[Rows from a figure dataset]
**********
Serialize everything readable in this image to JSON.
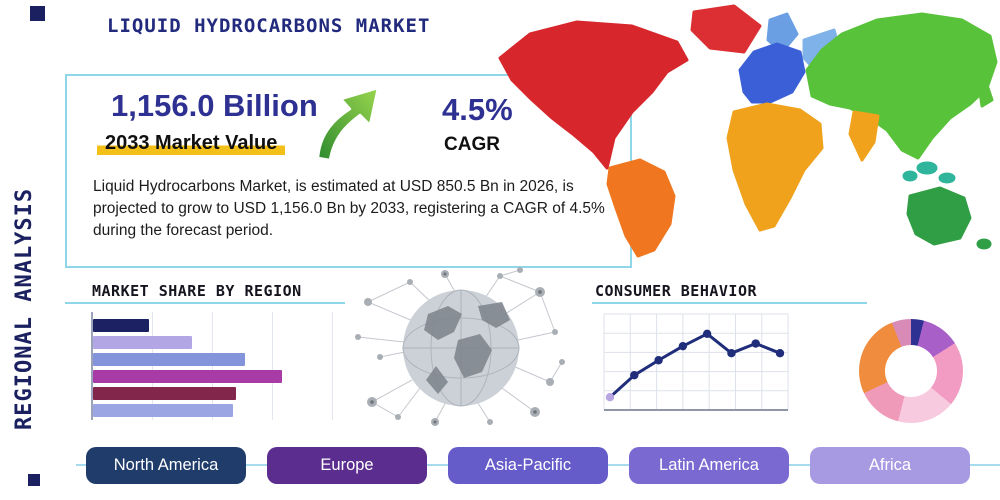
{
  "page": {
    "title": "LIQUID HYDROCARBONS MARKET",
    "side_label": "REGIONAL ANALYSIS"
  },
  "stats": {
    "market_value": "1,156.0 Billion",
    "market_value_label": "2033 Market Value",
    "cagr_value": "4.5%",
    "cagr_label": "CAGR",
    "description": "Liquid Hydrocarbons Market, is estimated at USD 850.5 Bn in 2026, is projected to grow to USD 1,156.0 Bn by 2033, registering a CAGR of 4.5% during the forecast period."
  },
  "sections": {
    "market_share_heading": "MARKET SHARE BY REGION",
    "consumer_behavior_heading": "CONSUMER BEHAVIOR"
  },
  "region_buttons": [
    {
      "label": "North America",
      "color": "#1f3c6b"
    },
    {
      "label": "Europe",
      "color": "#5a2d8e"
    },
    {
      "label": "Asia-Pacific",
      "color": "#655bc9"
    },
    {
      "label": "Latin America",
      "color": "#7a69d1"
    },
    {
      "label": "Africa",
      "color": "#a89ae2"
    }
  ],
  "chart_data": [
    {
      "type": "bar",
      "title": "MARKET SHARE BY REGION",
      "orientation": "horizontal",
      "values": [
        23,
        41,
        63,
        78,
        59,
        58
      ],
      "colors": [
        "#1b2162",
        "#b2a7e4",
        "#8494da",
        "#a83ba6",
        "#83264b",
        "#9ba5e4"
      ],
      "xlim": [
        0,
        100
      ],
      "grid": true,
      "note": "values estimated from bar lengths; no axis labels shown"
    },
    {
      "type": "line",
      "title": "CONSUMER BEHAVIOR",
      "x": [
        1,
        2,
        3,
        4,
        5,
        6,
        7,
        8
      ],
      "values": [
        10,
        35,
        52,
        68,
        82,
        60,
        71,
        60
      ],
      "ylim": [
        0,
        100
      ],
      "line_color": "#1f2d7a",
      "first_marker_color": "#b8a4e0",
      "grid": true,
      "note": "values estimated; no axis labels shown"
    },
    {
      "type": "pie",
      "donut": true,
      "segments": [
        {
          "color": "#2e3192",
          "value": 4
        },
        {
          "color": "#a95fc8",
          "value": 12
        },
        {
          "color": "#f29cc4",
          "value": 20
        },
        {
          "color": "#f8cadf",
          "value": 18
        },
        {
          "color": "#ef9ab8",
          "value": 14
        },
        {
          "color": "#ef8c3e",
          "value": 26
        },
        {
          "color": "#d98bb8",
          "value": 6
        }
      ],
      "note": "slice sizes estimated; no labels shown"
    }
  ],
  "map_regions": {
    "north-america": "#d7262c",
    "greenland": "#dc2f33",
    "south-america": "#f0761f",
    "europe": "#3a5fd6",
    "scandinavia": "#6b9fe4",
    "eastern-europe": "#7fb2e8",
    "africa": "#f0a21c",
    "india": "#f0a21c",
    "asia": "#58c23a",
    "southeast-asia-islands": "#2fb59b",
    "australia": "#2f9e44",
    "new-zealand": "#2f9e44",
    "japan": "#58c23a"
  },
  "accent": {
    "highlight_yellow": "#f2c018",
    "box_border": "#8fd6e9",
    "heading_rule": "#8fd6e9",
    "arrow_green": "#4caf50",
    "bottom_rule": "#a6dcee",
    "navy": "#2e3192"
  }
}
**********
Request: Gather up, from the records above, each line where the word "BEHAVIOR" appears.

Task answer:
    "consumer_behavior_heading": "CONSUMER BEHAVIOR"
      "title": "CONSUMER BEHAVIOR",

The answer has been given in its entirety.